- TASK GOAL: The listing below should be copied in full, word for word.

* begin STORED ROWS *

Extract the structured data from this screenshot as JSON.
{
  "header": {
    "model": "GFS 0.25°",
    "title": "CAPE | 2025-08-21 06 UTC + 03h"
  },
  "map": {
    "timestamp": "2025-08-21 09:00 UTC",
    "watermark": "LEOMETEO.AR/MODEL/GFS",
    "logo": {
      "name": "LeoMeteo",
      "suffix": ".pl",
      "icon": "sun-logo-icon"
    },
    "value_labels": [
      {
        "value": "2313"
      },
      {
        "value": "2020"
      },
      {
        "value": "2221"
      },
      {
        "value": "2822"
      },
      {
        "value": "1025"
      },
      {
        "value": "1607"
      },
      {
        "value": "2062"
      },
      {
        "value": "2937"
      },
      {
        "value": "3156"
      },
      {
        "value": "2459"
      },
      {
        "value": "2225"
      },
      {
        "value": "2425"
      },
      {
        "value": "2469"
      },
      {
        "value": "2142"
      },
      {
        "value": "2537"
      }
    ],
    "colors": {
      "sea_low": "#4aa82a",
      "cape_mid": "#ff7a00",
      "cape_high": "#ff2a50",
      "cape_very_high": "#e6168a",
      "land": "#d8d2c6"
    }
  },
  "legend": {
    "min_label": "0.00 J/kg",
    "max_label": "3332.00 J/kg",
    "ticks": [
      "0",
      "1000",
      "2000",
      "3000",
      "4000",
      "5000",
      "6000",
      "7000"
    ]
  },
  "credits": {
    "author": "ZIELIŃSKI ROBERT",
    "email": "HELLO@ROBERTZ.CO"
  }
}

* end STORED ROWS *

- RESPONSE:
Extract the structured data from this screenshot as JSON.
{
  "header": {
    "model": "GFS 0.25°",
    "title": "CAPE | 2025-08-21 06 UTC + 03h"
  },
  "map": {
    "timestamp": "2025-08-21 09:00 UTC",
    "watermark": "LEOMETEO.AR/MODEL/GFS",
    "logo": {
      "name": "LeoMeteo",
      "suffix": ".pl",
      "icon": "sun-logo-icon"
    },
    "value_labels": [
      {
        "value": "2313"
      },
      {
        "value": "2020"
      },
      {
        "value": "2221"
      },
      {
        "value": "2822"
      },
      {
        "value": "1025"
      },
      {
        "value": "1607"
      },
      {
        "value": "2062"
      },
      {
        "value": "2937"
      },
      {
        "value": "3156"
      },
      {
        "value": "2459"
      },
      {
        "value": "2225"
      },
      {
        "value": "2425"
      },
      {
        "value": "2469"
      },
      {
        "value": "2142"
      },
      {
        "value": "2537"
      }
    ],
    "colors": {
      "sea_low": "#4aa82a",
      "cape_mid": "#ff7a00",
      "cape_high": "#ff2a50",
      "cape_very_high": "#e6168a",
      "land": "#d8d2c6"
    }
  },
  "legend": {
    "min_label": "0.00 J/kg",
    "max_label": "3332.00 J/kg",
    "ticks": [
      "0",
      "1000",
      "2000",
      "3000",
      "4000",
      "5000",
      "6000",
      "7000"
    ]
  },
  "credits": {
    "author": "ZIELIŃSKI ROBERT",
    "email": "HELLO@ROBERTZ.CO"
  }
}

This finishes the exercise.